--- Excerpt from a dataset ---
────
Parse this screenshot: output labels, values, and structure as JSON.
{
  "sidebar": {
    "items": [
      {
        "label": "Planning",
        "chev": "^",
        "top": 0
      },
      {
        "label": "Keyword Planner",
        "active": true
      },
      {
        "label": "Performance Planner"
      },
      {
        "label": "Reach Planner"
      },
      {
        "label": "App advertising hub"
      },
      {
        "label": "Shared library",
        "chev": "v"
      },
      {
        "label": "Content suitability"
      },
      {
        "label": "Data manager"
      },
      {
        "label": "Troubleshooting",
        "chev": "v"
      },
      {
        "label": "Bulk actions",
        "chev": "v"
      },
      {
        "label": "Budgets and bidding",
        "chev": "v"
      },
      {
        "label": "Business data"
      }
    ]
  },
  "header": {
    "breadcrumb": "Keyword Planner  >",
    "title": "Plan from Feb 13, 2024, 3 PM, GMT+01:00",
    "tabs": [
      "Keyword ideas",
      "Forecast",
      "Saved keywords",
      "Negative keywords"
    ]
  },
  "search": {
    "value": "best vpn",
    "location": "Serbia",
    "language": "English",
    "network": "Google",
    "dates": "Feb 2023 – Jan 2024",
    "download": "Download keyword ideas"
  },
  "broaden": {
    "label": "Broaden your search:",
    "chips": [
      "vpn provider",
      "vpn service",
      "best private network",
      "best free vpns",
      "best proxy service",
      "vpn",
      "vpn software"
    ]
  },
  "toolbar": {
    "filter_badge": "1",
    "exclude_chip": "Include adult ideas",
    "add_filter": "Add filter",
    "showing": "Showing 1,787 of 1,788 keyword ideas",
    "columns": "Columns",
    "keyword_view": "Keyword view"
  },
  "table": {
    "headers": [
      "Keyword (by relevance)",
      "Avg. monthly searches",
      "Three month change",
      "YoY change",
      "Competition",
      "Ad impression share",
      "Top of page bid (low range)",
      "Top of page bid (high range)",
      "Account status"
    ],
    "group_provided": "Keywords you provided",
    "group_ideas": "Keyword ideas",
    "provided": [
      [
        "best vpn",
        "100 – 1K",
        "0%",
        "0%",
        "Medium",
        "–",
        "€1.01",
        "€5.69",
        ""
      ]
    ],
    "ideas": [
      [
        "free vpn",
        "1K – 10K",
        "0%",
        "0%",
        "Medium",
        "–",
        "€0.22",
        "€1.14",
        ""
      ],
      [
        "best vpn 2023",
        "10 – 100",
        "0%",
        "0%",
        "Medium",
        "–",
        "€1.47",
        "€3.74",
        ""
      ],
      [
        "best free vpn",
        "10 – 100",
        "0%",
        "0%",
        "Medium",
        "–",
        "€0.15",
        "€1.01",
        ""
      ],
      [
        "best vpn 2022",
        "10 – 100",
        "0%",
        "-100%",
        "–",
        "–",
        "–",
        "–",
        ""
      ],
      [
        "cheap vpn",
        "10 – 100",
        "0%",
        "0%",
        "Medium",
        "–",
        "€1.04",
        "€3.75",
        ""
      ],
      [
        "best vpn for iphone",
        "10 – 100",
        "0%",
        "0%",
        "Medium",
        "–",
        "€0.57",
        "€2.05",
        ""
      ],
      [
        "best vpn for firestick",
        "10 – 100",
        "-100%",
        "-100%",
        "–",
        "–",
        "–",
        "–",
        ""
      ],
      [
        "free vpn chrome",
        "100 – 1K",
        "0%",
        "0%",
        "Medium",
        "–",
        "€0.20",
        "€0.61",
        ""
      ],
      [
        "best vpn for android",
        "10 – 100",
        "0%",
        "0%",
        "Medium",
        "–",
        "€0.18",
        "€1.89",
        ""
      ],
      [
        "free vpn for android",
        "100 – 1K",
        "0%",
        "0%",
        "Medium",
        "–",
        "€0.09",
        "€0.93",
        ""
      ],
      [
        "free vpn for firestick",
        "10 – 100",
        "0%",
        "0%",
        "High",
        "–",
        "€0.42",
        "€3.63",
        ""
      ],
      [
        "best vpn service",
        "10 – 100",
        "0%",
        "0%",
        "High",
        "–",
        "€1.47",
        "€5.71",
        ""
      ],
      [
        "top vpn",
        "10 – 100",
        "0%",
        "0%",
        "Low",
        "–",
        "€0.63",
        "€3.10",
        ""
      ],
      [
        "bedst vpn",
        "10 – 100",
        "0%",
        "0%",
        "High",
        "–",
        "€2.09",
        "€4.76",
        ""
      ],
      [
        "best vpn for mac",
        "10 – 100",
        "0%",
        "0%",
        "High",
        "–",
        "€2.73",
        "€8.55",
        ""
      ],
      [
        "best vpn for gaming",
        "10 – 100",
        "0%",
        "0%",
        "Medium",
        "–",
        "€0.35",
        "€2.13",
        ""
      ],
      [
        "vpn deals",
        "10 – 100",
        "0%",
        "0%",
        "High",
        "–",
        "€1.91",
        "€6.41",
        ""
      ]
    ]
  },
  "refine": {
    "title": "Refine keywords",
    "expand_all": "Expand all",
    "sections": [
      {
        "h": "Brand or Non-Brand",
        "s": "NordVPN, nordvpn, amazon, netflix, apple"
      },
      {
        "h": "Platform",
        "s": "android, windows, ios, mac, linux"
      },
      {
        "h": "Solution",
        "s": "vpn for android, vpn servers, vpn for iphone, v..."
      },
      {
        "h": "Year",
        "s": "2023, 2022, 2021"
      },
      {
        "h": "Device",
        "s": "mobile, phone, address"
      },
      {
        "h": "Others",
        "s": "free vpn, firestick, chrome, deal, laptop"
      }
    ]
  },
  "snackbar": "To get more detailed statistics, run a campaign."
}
────
--- INSTRUCTIONS FOR THE TASK ---
All of the lines above must be returned exactly.

--- THE RESULT ---
Parse this screenshot: output labels, values, and structure as JSON.
{
  "sidebar": {
    "items": [
      {
        "label": "Planning",
        "chev": "^",
        "top": 0
      },
      {
        "label": "Keyword Planner",
        "active": true
      },
      {
        "label": "Performance Planner"
      },
      {
        "label": "Reach Planner"
      },
      {
        "label": "App advertising hub"
      },
      {
        "label": "Shared library",
        "chev": "v"
      },
      {
        "label": "Content suitability"
      },
      {
        "label": "Data manager"
      },
      {
        "label": "Troubleshooting",
        "chev": "v"
      },
      {
        "label": "Bulk actions",
        "chev": "v"
      },
      {
        "label": "Budgets and bidding",
        "chev": "v"
      },
      {
        "label": "Business data"
      }
    ]
  },
  "header": {
    "breadcrumb": "Keyword Planner  >",
    "title": "Plan from Feb 13, 2024, 3 PM, GMT+01:00",
    "tabs": [
      "Keyword ideas",
      "Forecast",
      "Saved keywords",
      "Negative keywords"
    ]
  },
  "search": {
    "value": "best vpn",
    "location": "Serbia",
    "language": "English",
    "network": "Google",
    "dates": "Feb 2023 – Jan 2024",
    "download": "Download keyword ideas"
  },
  "broaden": {
    "label": "Broaden your search:",
    "chips": [
      "vpn provider",
      "vpn service",
      "best private network",
      "best free vpns",
      "best proxy service",
      "vpn",
      "vpn software"
    ]
  },
  "toolbar": {
    "filter_badge": "1",
    "exclude_chip": "Include adult ideas",
    "add_filter": "Add filter",
    "showing": "Showing 1,787 of 1,788 keyword ideas",
    "columns": "Columns",
    "keyword_view": "Keyword view"
  },
  "table": {
    "headers": [
      "Keyword (by relevance)",
      "Avg. monthly searches",
      "Three month change",
      "YoY change",
      "Competition",
      "Ad impression share",
      "Top of page bid (low range)",
      "Top of page bid (high range)",
      "Account status"
    ],
    "group_provided": "Keywords you provided",
    "group_ideas": "Keyword ideas",
    "provided": [
      [
        "best vpn",
        "100 – 1K",
        "0%",
        "0%",
        "Medium",
        "–",
        "€1.01",
        "€5.69",
        ""
      ]
    ],
    "ideas": [
      [
        "free vpn",
        "1K – 10K",
        "0%",
        "0%",
        "Medium",
        "–",
        "€0.22",
        "€1.14",
        ""
      ],
      [
        "best vpn 2023",
        "10 – 100",
        "0%",
        "0%",
        "Medium",
        "–",
        "€1.47",
        "€3.74",
        ""
      ],
      [
        "best free vpn",
        "10 – 100",
        "0%",
        "0%",
        "Medium",
        "–",
        "€0.15",
        "€1.01",
        ""
      ],
      [
        "best vpn 2022",
        "10 – 100",
        "0%",
        "-100%",
        "–",
        "–",
        "–",
        "–",
        ""
      ],
      [
        "cheap vpn",
        "10 – 100",
        "0%",
        "0%",
        "Medium",
        "–",
        "€1.04",
        "€3.75",
        ""
      ],
      [
        "best vpn for iphone",
        "10 – 100",
        "0%",
        "0%",
        "Medium",
        "–",
        "€0.57",
        "€2.05",
        ""
      ],
      [
        "best vpn for firestick",
        "10 – 100",
        "-100%",
        "-100%",
        "–",
        "–",
        "–",
        "–",
        ""
      ],
      [
        "free vpn chrome",
        "100 – 1K",
        "0%",
        "0%",
        "Medium",
        "–",
        "€0.20",
        "€0.61",
        ""
      ],
      [
        "best vpn for android",
        "10 – 100",
        "0%",
        "0%",
        "Medium",
        "–",
        "€0.18",
        "€1.89",
        ""
      ],
      [
        "free vpn for android",
        "100 – 1K",
        "0%",
        "0%",
        "Medium",
        "–",
        "€0.09",
        "€0.93",
        ""
      ],
      [
        "free vpn for firestick",
        "10 – 100",
        "0%",
        "0%",
        "High",
        "–",
        "€0.42",
        "€3.63",
        ""
      ],
      [
        "best vpn service",
        "10 – 100",
        "0%",
        "0%",
        "High",
        "–",
        "€1.47",
        "€5.71",
        ""
      ],
      [
        "top vpn",
        "10 – 100",
        "0%",
        "0%",
        "Low",
        "–",
        "€0.63",
        "€3.10",
        ""
      ],
      [
        "bedst vpn",
        "10 – 100",
        "0%",
        "0%",
        "High",
        "–",
        "€2.09",
        "€4.76",
        ""
      ],
      [
        "best vpn for mac",
        "10 – 100",
        "0%",
        "0%",
        "High",
        "–",
        "€2.73",
        "€8.55",
        ""
      ],
      [
        "best vpn for gaming",
        "10 – 100",
        "0%",
        "0%",
        "Medium",
        "–",
        "€0.35",
        "€2.13",
        ""
      ],
      [
        "vpn deals",
        "10 – 100",
        "0%",
        "0%",
        "High",
        "–",
        "€1.91",
        "€6.41",
        ""
      ]
    ]
  },
  "refine": {
    "title": "Refine keywords",
    "expand_all": "Expand all",
    "sections": [
      {
        "h": "Brand or Non-Brand",
        "s": "NordVPN, nordvpn, amazon, netflix, apple"
      },
      {
        "h": "Platform",
        "s": "android, windows, ios, mac, linux"
      },
      {
        "h": "Solution",
        "s": "vpn for android, vpn servers, vpn for iphone, v..."
      },
      {
        "h": "Year",
        "s": "2023, 2022, 2021"
      },
      {
        "h": "Device",
        "s": "mobile, phone, address"
      },
      {
        "h": "Others",
        "s": "free vpn, firestick, chrome, deal, laptop"
      }
    ]
  },
  "snackbar": "To get more detailed statistics, run a campaign."
}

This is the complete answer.